Raw records:
►
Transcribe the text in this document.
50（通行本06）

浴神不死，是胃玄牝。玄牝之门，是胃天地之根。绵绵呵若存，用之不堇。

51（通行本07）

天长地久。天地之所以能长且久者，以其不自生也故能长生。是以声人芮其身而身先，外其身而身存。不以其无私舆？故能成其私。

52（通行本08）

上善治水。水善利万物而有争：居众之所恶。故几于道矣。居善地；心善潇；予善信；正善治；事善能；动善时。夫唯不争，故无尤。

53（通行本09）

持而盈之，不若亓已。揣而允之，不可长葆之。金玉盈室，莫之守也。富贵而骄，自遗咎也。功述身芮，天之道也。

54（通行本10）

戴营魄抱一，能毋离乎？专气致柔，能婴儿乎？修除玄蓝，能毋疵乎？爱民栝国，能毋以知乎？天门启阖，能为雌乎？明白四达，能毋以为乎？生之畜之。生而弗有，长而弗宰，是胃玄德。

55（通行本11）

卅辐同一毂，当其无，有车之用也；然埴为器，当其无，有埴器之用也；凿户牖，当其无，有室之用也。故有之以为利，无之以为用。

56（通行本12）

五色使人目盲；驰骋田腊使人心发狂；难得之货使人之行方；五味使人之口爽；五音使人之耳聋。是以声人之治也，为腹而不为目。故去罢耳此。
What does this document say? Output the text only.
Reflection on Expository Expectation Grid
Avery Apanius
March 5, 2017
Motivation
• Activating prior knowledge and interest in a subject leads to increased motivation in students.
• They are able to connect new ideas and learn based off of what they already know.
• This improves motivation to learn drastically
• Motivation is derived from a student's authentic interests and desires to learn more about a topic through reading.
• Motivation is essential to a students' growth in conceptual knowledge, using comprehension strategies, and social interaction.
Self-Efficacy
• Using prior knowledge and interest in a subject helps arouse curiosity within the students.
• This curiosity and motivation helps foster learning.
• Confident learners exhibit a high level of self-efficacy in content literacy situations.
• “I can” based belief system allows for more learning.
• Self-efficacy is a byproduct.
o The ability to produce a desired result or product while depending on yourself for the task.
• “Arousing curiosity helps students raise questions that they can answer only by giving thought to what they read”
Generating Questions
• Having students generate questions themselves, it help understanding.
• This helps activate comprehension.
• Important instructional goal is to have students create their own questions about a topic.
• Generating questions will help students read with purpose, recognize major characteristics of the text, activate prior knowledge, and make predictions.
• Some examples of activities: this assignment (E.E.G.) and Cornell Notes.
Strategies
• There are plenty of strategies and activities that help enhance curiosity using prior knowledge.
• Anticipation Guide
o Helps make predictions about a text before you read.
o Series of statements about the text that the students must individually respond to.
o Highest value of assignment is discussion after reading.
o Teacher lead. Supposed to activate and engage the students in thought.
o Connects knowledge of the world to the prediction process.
◄
Written problem: All the entries above need to be reproduced exactly.

Worked answer:
Transcribe the text in this document.
50（通行本06）

浴神不死，是胃玄牝。玄牝之门，是胃天地之根。绵绵呵若存，用之不堇。

51（通行本07）

天长地久。天地之所以能长且久者，以其不自生也故能长生。是以声人芮其身而身先，外其身而身存。不以其无私舆？故能成其私。

52（通行本08）

上善治水。水善利万物而有争：居众之所恶。故几于道矣。居善地；心善潇；予善信；正善治；事善能；动善时。夫唯不争，故无尤。

53（通行本09）

持而盈之，不若亓已。揣而允之，不可长葆之。金玉盈室，莫之守也。富贵而骄，自遗咎也。功述身芮，天之道也。

54（通行本10）

戴营魄抱一，能毋离乎？专气致柔，能婴儿乎？修除玄蓝，能毋疵乎？爱民栝国，能毋以知乎？天门启阖，能为雌乎？明白四达，能毋以为乎？生之畜之。生而弗有，长而弗宰，是胃玄德。

55（通行本11）

卅辐同一毂，当其无，有车之用也；然埴为器，当其无，有埴器之用也；凿户牖，当其无，有室之用也。故有之以为利，无之以为用。

56（通行本12）

五色使人目盲；驰骋田腊使人心发狂；难得之货使人之行方；五味使人之口爽；五音使人之耳聋。是以声人之治也，为腹而不为目。故去罢耳此。
What does this document say? Output the text only.
Reflection on Expository Expectation Grid
Avery Apanius
March 5, 2017
Motivation
• Activating prior knowledge and interest in a subject leads to increased motivation in students.
• They are able to connect new ideas and learn based off of what they already know.
• This improves motivation to learn drastically
• Motivation is derived from a student's authentic interests and desires to learn more about a topic through reading.
• Motivation is essential to a students' growth in conceptual knowledge, using comprehension strategies, and social interaction.
Self-Efficacy
• Using prior knowledge and interest in a subject helps arouse curiosity within the students.
• This curiosity and motivation helps foster learning.
• Confident learners exhibit a high level of self-efficacy in content literacy situations.
• “I can” based belief system allows for more learning.
• Self-efficacy is a byproduct.
o The ability to produce a desired result or product while depending on yourself for the task.
• “Arousing curiosity helps students raise questions that they can answer only by giving thought to what they read”
Generating Questions
• Having students generate questions themselves, it help understanding.
• This helps activate comprehension.
• Important instructional goal is to have students create their own questions about a topic.
• Generating questions will help students read with purpose, recognize major characteristics of the text, activate prior knowledge, and make predictions.
• Some examples of activities: this assignment (E.E.G.) and Cornell Notes.
Strategies
• There are plenty of strategies and activities that help enhance curiosity using prior knowledge.
• Anticipation Guide
o Helps make predictions about a text before you read.
o Series of statements about the text that the students must individually respond to.
o Highest value of assignment is discussion after reading.
o Teacher lead. Supposed to activate and engage the students in thought.
o Connects knowledge of the world to the prediction process.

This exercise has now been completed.